**What to produce:**
Would you quote the material below in full and unchanged?

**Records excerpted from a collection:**
::::::

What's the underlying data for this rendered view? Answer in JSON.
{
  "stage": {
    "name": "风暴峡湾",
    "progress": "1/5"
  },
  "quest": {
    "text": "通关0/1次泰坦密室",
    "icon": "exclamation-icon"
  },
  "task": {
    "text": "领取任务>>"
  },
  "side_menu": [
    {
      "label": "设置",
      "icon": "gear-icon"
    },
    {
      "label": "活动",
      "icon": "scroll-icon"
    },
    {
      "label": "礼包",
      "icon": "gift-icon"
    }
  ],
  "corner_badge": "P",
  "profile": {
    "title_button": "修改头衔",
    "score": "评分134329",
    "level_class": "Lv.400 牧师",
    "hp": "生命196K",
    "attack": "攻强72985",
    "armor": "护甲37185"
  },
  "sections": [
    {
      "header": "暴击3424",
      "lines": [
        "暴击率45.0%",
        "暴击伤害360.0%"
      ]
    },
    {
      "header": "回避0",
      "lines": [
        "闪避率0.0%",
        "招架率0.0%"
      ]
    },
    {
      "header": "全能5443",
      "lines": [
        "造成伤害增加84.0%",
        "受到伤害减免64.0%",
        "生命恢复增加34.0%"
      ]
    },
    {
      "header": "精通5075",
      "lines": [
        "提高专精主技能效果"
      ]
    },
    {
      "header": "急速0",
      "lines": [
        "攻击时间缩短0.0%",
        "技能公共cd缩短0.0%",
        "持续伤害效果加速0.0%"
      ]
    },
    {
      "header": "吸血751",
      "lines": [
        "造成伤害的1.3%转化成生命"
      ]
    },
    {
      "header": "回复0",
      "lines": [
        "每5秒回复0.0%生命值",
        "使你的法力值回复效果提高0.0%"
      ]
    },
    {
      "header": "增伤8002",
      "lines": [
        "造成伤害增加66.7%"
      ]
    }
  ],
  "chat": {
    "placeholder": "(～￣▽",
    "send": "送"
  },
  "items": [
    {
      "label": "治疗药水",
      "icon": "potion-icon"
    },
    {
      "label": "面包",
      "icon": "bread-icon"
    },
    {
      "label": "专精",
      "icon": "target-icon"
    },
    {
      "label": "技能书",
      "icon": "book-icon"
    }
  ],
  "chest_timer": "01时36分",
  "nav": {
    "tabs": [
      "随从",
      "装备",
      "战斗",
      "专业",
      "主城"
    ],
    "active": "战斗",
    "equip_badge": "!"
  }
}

::::::

**Output for this exercise:**
What's the underlying data for this rendered view? Answer in JSON.
{
  "stage": {
    "name": "风暴峡湾",
    "progress": "1/5"
  },
  "quest": {
    "text": "通关0/1次泰坦密室",
    "icon": "exclamation-icon"
  },
  "task": {
    "text": "领取任务>>"
  },
  "side_menu": [
    {
      "label": "设置",
      "icon": "gear-icon"
    },
    {
      "label": "活动",
      "icon": "scroll-icon"
    },
    {
      "label": "礼包",
      "icon": "gift-icon"
    }
  ],
  "corner_badge": "P",
  "profile": {
    "title_button": "修改头衔",
    "score": "评分134329",
    "level_class": "Lv.400 牧师",
    "hp": "生命196K",
    "attack": "攻强72985",
    "armor": "护甲37185"
  },
  "sections": [
    {
      "header": "暴击3424",
      "lines": [
        "暴击率45.0%",
        "暴击伤害360.0%"
      ]
    },
    {
      "header": "回避0",
      "lines": [
        "闪避率0.0%",
        "招架率0.0%"
      ]
    },
    {
      "header": "全能5443",
      "lines": [
        "造成伤害增加84.0%",
        "受到伤害减免64.0%",
        "生命恢复增加34.0%"
      ]
    },
    {
      "header": "精通5075",
      "lines": [
        "提高专精主技能效果"
      ]
    },
    {
      "header": "急速0",
      "lines": [
        "攻击时间缩短0.0%",
        "技能公共cd缩短0.0%",
        "持续伤害效果加速0.0%"
      ]
    },
    {
      "header": "吸血751",
      "lines": [
        "造成伤害的1.3%转化成生命"
      ]
    },
    {
      "header": "回复0",
      "lines": [
        "每5秒回复0.0%生命值",
        "使你的法力值回复效果提高0.0%"
      ]
    },
    {
      "header": "增伤8002",
      "lines": [
        "造成伤害增加66.7%"
      ]
    }
  ],
  "chat": {
    "placeholder": "(～￣▽",
    "send": "送"
  },
  "items": [
    {
      "label": "治疗药水",
      "icon": "potion-icon"
    },
    {
      "label": "面包",
      "icon": "bread-icon"
    },
    {
      "label": "专精",
      "icon": "target-icon"
    },
    {
      "label": "技能书",
      "icon": "book-icon"
    }
  ],
  "chest_timer": "01时36分",
  "nav": {
    "tabs": [
      "随从",
      "装备",
      "战斗",
      "专业",
      "主城"
    ],
    "active": "战斗",
    "equip_badge": "!"
  }
}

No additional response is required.